*Data for this task:*
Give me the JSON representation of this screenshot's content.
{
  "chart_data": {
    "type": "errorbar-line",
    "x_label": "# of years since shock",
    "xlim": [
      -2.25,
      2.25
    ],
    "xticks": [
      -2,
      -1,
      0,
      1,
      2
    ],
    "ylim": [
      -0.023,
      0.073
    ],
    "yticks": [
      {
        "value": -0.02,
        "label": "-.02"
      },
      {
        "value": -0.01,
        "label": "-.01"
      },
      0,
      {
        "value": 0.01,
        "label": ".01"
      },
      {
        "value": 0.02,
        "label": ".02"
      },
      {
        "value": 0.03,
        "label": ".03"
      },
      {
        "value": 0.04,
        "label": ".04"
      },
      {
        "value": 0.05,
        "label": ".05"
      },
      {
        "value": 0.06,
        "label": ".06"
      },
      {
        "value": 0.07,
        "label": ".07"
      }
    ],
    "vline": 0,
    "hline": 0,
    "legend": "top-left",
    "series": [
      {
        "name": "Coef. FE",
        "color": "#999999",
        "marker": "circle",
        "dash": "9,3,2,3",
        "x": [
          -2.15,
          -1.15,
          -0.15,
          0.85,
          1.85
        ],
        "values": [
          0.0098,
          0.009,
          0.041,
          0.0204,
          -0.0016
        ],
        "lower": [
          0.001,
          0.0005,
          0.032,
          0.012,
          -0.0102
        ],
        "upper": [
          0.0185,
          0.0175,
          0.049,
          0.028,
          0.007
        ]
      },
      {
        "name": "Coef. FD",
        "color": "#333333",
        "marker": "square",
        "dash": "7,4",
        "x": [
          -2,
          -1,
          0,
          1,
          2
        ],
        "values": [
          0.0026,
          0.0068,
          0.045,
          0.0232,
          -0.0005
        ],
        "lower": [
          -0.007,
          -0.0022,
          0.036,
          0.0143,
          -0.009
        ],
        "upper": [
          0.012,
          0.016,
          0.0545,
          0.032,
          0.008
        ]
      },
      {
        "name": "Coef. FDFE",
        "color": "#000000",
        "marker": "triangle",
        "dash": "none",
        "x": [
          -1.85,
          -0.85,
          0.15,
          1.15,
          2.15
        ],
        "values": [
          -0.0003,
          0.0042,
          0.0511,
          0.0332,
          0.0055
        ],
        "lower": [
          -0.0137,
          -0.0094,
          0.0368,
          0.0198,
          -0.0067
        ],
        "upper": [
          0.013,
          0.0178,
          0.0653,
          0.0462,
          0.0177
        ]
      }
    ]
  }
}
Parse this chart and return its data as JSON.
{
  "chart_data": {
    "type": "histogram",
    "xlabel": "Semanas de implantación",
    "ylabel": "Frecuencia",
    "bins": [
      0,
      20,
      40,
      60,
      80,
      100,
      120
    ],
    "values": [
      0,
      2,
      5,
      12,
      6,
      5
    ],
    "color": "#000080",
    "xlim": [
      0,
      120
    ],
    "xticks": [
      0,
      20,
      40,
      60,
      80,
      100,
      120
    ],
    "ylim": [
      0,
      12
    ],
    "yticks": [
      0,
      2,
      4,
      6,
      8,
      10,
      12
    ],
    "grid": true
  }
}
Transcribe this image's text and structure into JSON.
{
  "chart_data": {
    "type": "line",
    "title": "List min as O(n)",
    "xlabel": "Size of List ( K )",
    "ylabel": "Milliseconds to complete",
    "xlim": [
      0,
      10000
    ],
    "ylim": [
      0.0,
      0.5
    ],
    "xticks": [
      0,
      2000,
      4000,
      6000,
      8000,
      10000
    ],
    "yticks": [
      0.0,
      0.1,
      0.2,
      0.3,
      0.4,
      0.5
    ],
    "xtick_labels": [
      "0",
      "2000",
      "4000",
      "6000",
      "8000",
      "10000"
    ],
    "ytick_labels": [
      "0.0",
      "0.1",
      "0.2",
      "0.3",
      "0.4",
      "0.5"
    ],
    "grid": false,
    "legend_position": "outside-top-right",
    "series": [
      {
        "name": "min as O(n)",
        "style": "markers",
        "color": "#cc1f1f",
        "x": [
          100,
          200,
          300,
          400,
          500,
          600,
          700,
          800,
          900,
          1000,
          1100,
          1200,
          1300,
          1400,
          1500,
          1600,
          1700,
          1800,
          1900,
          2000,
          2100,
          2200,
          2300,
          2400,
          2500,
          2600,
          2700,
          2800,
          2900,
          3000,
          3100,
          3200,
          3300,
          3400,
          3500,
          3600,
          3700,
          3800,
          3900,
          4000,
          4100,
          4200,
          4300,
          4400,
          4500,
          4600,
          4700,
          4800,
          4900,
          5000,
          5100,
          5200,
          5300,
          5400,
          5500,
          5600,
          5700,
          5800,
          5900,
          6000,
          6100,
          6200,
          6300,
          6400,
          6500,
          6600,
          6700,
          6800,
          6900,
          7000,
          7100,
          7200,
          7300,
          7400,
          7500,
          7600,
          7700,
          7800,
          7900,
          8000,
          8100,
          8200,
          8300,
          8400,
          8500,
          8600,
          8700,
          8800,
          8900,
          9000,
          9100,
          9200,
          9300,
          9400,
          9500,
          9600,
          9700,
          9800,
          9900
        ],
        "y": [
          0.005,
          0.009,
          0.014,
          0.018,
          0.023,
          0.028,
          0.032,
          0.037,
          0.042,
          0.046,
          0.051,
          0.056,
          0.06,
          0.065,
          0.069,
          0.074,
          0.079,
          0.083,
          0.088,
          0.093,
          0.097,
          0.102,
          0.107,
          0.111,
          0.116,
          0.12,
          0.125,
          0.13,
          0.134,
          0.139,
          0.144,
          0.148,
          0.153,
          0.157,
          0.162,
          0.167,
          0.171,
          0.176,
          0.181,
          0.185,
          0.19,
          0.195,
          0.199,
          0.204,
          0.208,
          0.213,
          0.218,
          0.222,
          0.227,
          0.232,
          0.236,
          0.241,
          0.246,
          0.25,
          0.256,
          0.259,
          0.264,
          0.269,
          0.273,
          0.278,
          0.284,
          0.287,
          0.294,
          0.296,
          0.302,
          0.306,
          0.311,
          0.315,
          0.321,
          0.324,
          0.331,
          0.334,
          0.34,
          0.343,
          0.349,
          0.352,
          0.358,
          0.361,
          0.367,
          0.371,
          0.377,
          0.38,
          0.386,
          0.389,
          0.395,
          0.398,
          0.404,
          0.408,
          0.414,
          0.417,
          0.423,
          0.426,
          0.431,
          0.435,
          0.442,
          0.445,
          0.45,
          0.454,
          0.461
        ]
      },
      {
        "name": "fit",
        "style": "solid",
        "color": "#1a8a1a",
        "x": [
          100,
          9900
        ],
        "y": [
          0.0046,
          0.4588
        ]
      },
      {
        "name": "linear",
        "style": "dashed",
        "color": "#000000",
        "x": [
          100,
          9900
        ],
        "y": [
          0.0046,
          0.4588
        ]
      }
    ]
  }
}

*Exercise directions:*
Find how many lines of the listing include the string "color" and give that number, nothing else.

*Full output:*
7